BEGIN Exercise inputs

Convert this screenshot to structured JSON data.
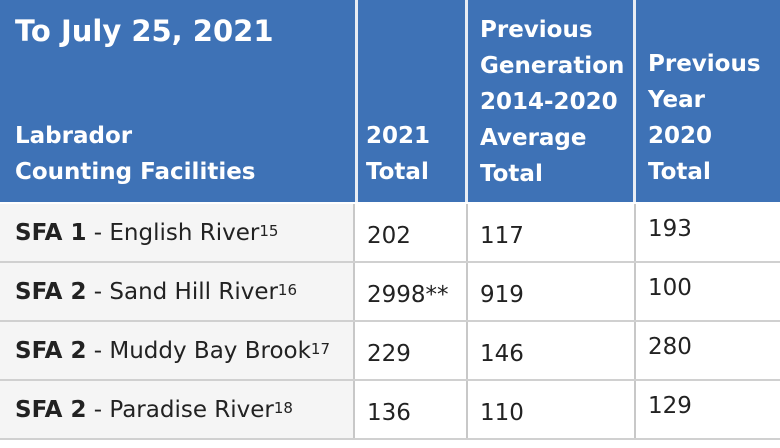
{
  "header": {
    "title": "To July 25, 2021",
    "facility_label_line1": "Labrador",
    "facility_label_line2": "Counting Facilities",
    "col_2021_line1": "2021",
    "col_2021_line2": "Total",
    "col_prev_gen_line1": "Previous",
    "col_prev_gen_line2": "Generation",
    "col_prev_gen_line3": "2014-2020",
    "col_prev_gen_line4": "Average",
    "col_prev_gen_line5": "Total",
    "col_prev_year_line1": "Previous",
    "col_prev_year_line2": "Year",
    "col_prev_year_line3": "2020",
    "col_prev_year_line4": "Total"
  },
  "rows": [
    {
      "sfa": "SFA 1",
      "river": " - English River",
      "note": "15",
      "total_2021": "202",
      "prev_gen_avg": "117",
      "prev_year": "193"
    },
    {
      "sfa": "SFA 2",
      "river": " - Sand Hill River",
      "note": "16",
      "total_2021": "2998**",
      "prev_gen_avg": "919",
      "prev_year": "100"
    },
    {
      "sfa": "SFA 2",
      "river": " - Muddy Bay Brook",
      "note": "17",
      "total_2021": "229",
      "prev_gen_avg": "146",
      "prev_year": "280"
    },
    {
      "sfa": "SFA 2",
      "river": " - Paradise River",
      "note": "18",
      "total_2021": "136",
      "prev_gen_avg": "110",
      "prev_year": "129"
    }
  ],
  "colors": {
    "header_bg": "#3e72b6",
    "header_text": "#ffffff",
    "first_col_bg": "#f5f5f5"
  }
}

END Exercise inputs

Stated task
Report every line containing the word "Previous" from the listing above.

The result
    "col_prev_gen_line1": "Previous",
    "col_prev_year_line1": "Previous",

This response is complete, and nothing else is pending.